[Text segment]

##############################

In the beautifully illustrated introductory essay, “Gede Rising,” Cosentino explores the German word doppelgänger in describing “the invisible grandees of Vodou” (26). It is as the double of a living or dead person that the lwa were able to syncretize themselves with the Catholic saints that occupied Hispaniola. This powerful syncretism brought about the principal actor of the catalogue, Bawon Samdi, the “Lord of the Dead.” Cosentino presents the visual manifestations that Bawon Samdi has taken, with a focus on the majestic painting by Andre Pierre, Vodou Pantheon, circa 1980 in which Bawon Samdi presides over the Vodou lwa. In classic Pierre style, a detailed, meticulous, painterly form within a tight composition amid colorful ball gowns, tiaras, elaborate vévé, and lush foliage, Bawon Samdi rules his Gede family in this highly spiritual pictorial space. Perhaps his perfect doppelgänger was, as Cosentino argues, François “Papa Doc” Duvalier, who in the same couture as Bawon Samdi—“top hat, dark glasses, tailcoat . . . and humorless, implacable, intimidating, mien”—ruled Haiti for fourteen years through his astutely pernicious manipulation of the religiosity and spirituality of Haitians as well as his “unparalleled depravity” (29). Possibly the most interesting section of this visual history is Cosentino’s introduction of “Vodou Chic,” which he describes as “a surprising new cultural development” that fascinated the U.S. imagination during the 1980s (34), as in, for instance, Blondie’s music video for her 1981 hit, Rapture. A dark-skinned Bawon Samdi donning an all-white suit with tailcoat, top hat, and sunglasses “pimp rolls” throughout the video as the “fleshing eating Man from Mars” leading a group of club goers who are in this world, but perhaps enjoying the rapture of another (36). Cosentino mentions Jean-Michel Basquiat who “disclaim[ed] any knowledge of Vodou” yet “incorporated Bawon Samdi’s iconography into his paintings” (37). Incidentally, Basquiat appears in the Rapture video, making Cosentino’s comment all the more fascinating.

Cosentino signals “Vodou Chic” as part of a “black Atlantic creole aesthetics” that “moves beyond celebration and into the prophetic,” as in the work of lesser-known artists such as Stivenson Magloire (37, 40). Cosentino explores the multiple visual iterations of Gede in textile arts, painting, and sculpture. In particular, he discusses the work of the celebrated artist collective Atis Rezistans, co-founded by André Eugène, Guyodo (Frantz Jacques), and Jean Hérard Céleur, whose works range from a large sculpture of Bawon Samdi that greets guests as they enter their atelier on Grand Rue, a main street in Port-au-Prince that surrounds one of the most economically-deprived neighborhoods, Cité Soleil, to smaller mixed-media pieces that are part of what Cosentino, elsewhere, has called the “black Atlantic aesthetic of assemblage” (Donald J. Cosentino, “Baby on the Blender: A Visual History of Catastrophe in Haiti,” Small Axe 15, no. 36 (2011): 142). Cosentino concludes with a section titled “The Morning After,” which includes richly colored photos of a badly damaged Cathedral of Our Lady of the Assumption after the 2010 earthquake, as well as a discussion of the sparse line drawings of Pascale Monnin; the frenetic, dark portraits of Mario Benjamin; and the richly detailed painting Le Baron triumphant, 2011 by Miami-based artist Edouard Duval Carrié.

##############################

[Available records]

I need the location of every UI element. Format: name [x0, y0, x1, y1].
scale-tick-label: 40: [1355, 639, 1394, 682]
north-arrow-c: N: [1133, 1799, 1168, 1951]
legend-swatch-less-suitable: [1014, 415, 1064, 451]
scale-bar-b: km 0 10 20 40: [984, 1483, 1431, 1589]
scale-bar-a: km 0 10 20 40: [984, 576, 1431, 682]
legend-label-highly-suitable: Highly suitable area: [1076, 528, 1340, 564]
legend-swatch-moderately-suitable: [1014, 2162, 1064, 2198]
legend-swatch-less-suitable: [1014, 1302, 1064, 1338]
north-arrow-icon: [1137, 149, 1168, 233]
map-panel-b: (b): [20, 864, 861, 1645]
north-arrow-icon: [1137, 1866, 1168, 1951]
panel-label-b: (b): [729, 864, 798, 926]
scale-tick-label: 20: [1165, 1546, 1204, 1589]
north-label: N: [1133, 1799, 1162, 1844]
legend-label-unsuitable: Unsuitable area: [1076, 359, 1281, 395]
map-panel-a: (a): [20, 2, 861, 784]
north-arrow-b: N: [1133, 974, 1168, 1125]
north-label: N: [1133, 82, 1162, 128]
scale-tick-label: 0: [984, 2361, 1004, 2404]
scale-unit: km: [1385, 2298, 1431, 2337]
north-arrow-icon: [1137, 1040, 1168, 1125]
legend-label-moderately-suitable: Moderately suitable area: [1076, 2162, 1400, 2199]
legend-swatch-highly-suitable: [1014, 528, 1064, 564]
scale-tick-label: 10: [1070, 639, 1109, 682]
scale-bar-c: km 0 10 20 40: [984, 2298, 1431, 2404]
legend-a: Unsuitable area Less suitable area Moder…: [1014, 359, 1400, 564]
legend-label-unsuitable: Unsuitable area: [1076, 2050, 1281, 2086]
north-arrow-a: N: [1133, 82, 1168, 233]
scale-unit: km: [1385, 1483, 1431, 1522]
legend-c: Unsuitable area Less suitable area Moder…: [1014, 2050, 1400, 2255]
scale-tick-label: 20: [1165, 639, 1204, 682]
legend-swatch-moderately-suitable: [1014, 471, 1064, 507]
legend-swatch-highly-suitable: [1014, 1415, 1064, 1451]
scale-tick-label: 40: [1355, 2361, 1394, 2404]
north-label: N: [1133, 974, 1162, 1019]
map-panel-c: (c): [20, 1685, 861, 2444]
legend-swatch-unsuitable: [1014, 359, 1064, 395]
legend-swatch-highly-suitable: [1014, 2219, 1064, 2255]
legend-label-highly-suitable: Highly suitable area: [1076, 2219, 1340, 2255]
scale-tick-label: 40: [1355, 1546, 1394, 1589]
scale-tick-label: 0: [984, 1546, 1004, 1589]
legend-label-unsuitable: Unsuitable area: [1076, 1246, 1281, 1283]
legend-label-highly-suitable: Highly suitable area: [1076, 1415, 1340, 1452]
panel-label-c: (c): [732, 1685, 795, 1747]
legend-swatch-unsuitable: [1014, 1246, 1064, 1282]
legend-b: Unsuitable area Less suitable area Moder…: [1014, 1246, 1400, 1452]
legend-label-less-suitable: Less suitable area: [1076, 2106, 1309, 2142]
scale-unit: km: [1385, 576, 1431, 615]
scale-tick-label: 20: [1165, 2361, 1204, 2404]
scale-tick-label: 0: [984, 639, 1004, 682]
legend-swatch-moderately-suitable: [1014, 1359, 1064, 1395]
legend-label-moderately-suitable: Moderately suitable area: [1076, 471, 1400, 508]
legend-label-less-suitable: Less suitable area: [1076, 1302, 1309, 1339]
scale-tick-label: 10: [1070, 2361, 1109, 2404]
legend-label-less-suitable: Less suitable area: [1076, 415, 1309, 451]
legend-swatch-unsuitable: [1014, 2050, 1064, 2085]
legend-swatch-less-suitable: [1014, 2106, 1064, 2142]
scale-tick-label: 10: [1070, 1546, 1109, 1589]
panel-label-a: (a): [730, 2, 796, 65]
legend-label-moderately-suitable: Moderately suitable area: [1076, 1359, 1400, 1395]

##############################

[Objectives]
**a.** In the passage on Vodou art, who co-founded the artist collective Atis Rezistans?
**b.** Print everything in the records from the very first line down to the line containing "north-arrow-a: N: [1133, 82, 1168, 233]", including both of those lines.
The passage on Vodou art and the records have no connection to each other.

[Answers to the exercise]
**a.** André Eugène, Guyodo (Frantz Jacques), and Jean Hérard Céleur.

**b.**
I need the location of every UI element. Format: name [x0, y0, x1, y1].
scale-tick-label: 40: [1355, 639, 1394, 682]
north-arrow-c: N: [1133, 1799, 1168, 1951]
legend-swatch-less-suitable: [1014, 415, 1064, 451]
scale-bar-b: km 0 10 20 40: [984, 1483, 1431, 1589]
scale-bar-a: km 0 10 20 40: [984, 576, 1431, 682]
legend-label-highly-suitable: Highly suitable area: [1076, 528, 1340, 564]
legend-swatch-moderately-suitable: [1014, 2162, 1064, 2198]
legend-swatch-less-suitable: [1014, 1302, 1064, 1338]
north-arrow-icon: [1137, 149, 1168, 233]
map-panel-b: (b): [20, 864, 861, 1645]
north-arrow-icon: [1137, 1866, 1168, 1951]
panel-label-b: (b): [729, 864, 798, 926]
scale-tick-label: 20: [1165, 1546, 1204, 1589]
north-label: N: [1133, 1799, 1162, 1844]
legend-label-unsuitable: Unsuitable area: [1076, 359, 1281, 395]
map-panel-a: (a): [20, 2, 861, 784]
north-arrow-b: N: [1133, 974, 1168, 1125]
north-label: N: [1133, 82, 1162, 128]
scale-tick-label: 0: [984, 2361, 1004, 2404]
scale-unit: km: [1385, 2298, 1431, 2337]
north-arrow-icon: [1137, 1040, 1168, 1125]
legend-label-moderately-suitable: Moderately suitable area: [1076, 2162, 1400, 2199]
legend-swatch-highly-suitable: [1014, 528, 1064, 564]
scale-tick-label: 10: [1070, 639, 1109, 682]
scale-bar-c: km 0 10 20 40: [984, 2298, 1431, 2404]
legend-a: Unsuitable area Less suitable area Moder…: [1014, 359, 1400, 564]
legend-label-unsuitable: Unsuitable area: [1076, 2050, 1281, 2086]
north-arrow-a: N: [1133, 82, 1168, 233]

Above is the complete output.